• **To be done**:
Within this material, how many lines have the string "포함하여" in them? The answer is a number, with nothing added.

## Begin Available data

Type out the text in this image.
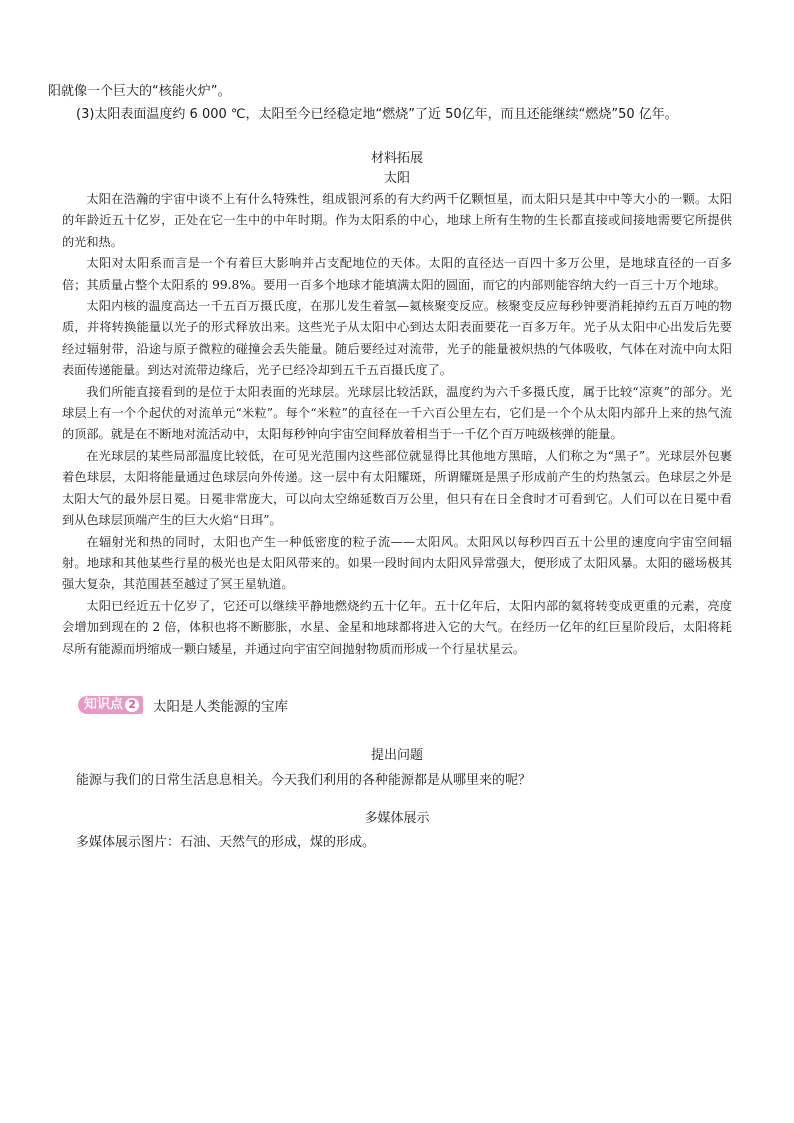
阳就像一个巨大的“核能火炉”。
(3)太阳表面温度约 6 000 ℃，太阳至今已经稳定地“燃烧”了近 50亿年，而且还能继续“燃烧”50 亿年。
材料拓展
太阳

太阳在浩瀚的宇宙中谈不上有什么特殊性，组成银河系的有大约两千亿颗恒星，而太阳只是其中中等大小的一颗。太阳的年龄近五十亿岁，正处在它一生中的中年时期。作为太阳系的中心，地球上所有生物的生长都直接或间接地需要它所提供的光和热。

太阳对太阳系而言是一个有着巨大影响并占支配地位的天体。太阳的直径达一百四十多万公里，是地球直径的一百多倍；其质量占整个太阳系的 99.8%。要用一百多个地球才能填满太阳的圆面，而它的内部则能容纳大约一百三十万个地球。

太阳内核的温度高达一千五百万摄氏度，在那儿发生着氢—氦核聚变反应。核聚变反应每秒钟要消耗掉约五百万吨的物质，并将转换能量以光子的形式释放出来。这些光子从太阳中心到达太阳表面要花一百多万年。光子从太阳中心出发后先要经过辐射带，沿途与原子微粒的碰撞会丢失能量。随后要经过对流带，光子的能量被炽热的气体吸收，气体在对流中向太阳表面传递能量。到达对流带边缘后，光子已经冷却到五千五百摄氏度了。

我们所能直接看到的是位于太阳表面的光球层。光球层比较活跃，温度约为六千多摄氏度，属于比较“凉爽”的部分。光球层上有一个个起伏的对流单元“米粒”。每个“米粒”的直径在一千六百公里左右，它们是一个个从太阳内部升上来的热气流的顶部。就是在不断地对流活动中，太阳每秒钟向宇宙空间释放着相当于一千亿个百万吨级核弹的能量。

在光球层的某些局部温度比较低，在可见光范围内这些部位就显得比其他地方黑暗，人们称之为“黑子”。光球层外包裹着色球层，太阳将能量通过色球层向外传递。这一层中有太阳耀斑，所谓耀斑是黑子形成前产生的灼热氢云。色球层之外是太阳大气的最外层日冕。日冕非常庞大，可以向太空绵延数百万公里，但只有在日全食时才可看到它。人们可以在日冕中看到从色球层顶端产生的巨大火焰“日珥”。

在辐射光和热的同时，太阳也产生一种低密度的粒子流——太阳风。太阳风以每秒四百五十公里的速度向宇宙空间辐射。地球和其他某些行星的极光也是太阳风带来的。如果一段时间内太阳风异常强大，便形成了太阳风暴。太阳的磁场极其强大复杂，其范围甚至越过了冥王星轨道。

太阳已经近五十亿岁了，它还可以继续平静地燃烧约五十亿年。五十亿年后，太阳内部的氦将转变成更重的元素，亮度会增加到现在的 2 倍，体积也将不断膨胀，水星、金星和地球都将进入它的大气。在经历一亿年的红巨星阶段后，太阳将耗尽所有能源而坍缩成一颗白矮星，并通过向宇宙空间抛射物质而形成一个行星状星云。

知识点 2 太阳是人类能源的宝库
提出问题
能源与我们的日常生活息息相关。今天我们利用的各种能源都是从哪里来的呢？
多媒体展示
多媒体展示图片：石油、天然气的形成，煤的形成。
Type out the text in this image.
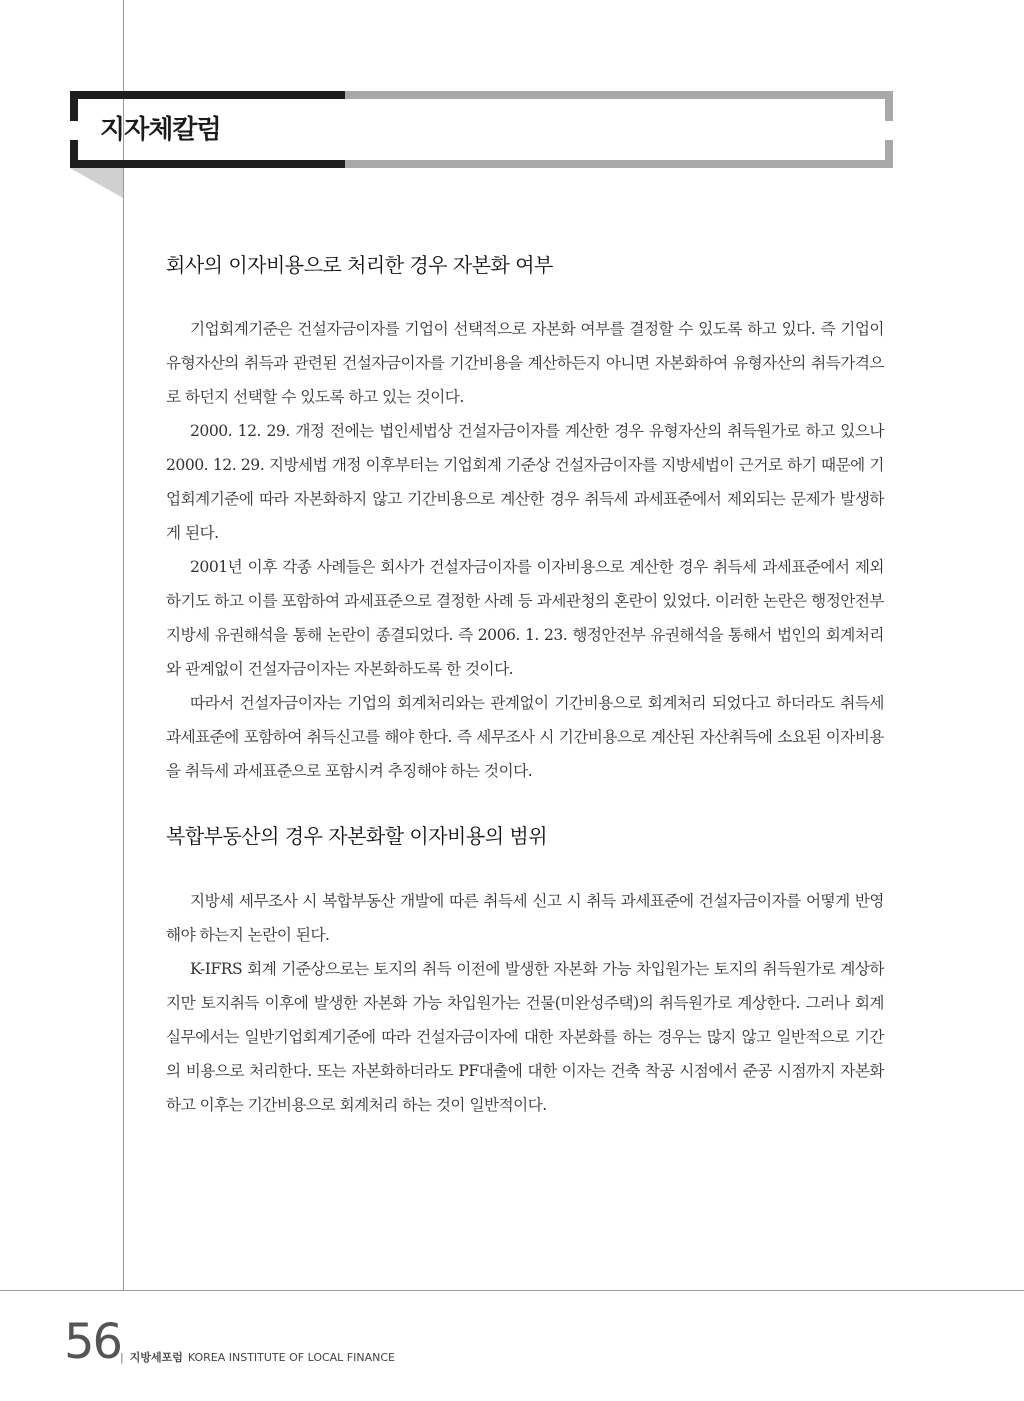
지자체칼럼
회사의 이자비용으로 처리한 경우 자본화 여부

기업회계기준은 건설자금이자를 기업이 선택적으로 자본화 여부를 결정할 수 있도록 하고 있다. 즉 기업이 유형자산의 취득과 관련된 건설자금이자를 기간비용을 계산하든지 아니면 자본화하여 유형자산의 취득가격으로 하던지 선택할 수 있도록 하고 있는 것이다.

2000. 12. 29. 개정 전에는 법인세법상 건설자금이자를 계산한 경우 유형자산의 취득원가로 하고 있으나 2000. 12. 29. 지방세법 개정 이후부터는 기업회계 기준상 건설자금이자를 지방세법이 근거로 하기 때문에 기업회계기준에 따라 자본화하지 않고 기간비용으로 계산한 경우 취득세 과세표준에서 제외되는 문제가 발생하게 된다.

2001년 이후 각종 사례들은 회사가 건설자금이자를 이자비용으로 계산한 경우 취득세 과세표준에서 제외하기도 하고 이를 포함하여 과세표준으로 결정한 사례 등 과세관청의 혼란이 있었다. 이러한 논란은 행정안전부 지방세 유권해석을 통해 논란이 종결되었다. 즉 2006. 1. 23. 행정안전부 유권해석을 통해서 법인의 회계처리와 관계없이 건설자금이자는 자본화하도록 한 것이다.

따라서 건설자금이자는 기업의 회계처리와는 관계없이 기간비용으로 회계처리 되었다고 하더라도 취득세 과세표준에 포함하여 취득신고를 해야 한다. 즉 세무조사 시 기간비용으로 계산된 자산취득에 소요된 이자비용을 취득세 과세표준으로 포함시켜 추징해야 하는 것이다.

복합부동산의 경우 자본화할 이자비용의 범위

지방세 세무조사 시 복합부동산 개발에 따른 취득세 신고 시 취득 과세표준에 건설자금이자를 어떻게 반영해야 하는지 논란이 된다.

K-IFRS 회계 기준상으로는 토지의 취득 이전에 발생한 자본화 가능 차입원가는 토지의 취득원가로 계상하지만 토지취득 이후에 발생한 자본화 가능 차입원가는 건물(미완성주택)의 취득원가로 계상한다. 그러나 회계실무에서는 일반기업회계기준에 따라 건설자금이자에 대한 자본화를 하는 경우는 많지 않고 일반적으로 기간의 비용으로 처리한다. 또는 자본화하더라도 PF대출에 대한 이자는 건축 착공 시점에서 준공 시점까지 자본화하고 이후는 기간비용으로 회계처리 하는 것이 일반적이다.

56
| 지방세포럼 KOREA INSTITUTE OF LOCAL FINANCE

## End Available data

• **Task answer**:
2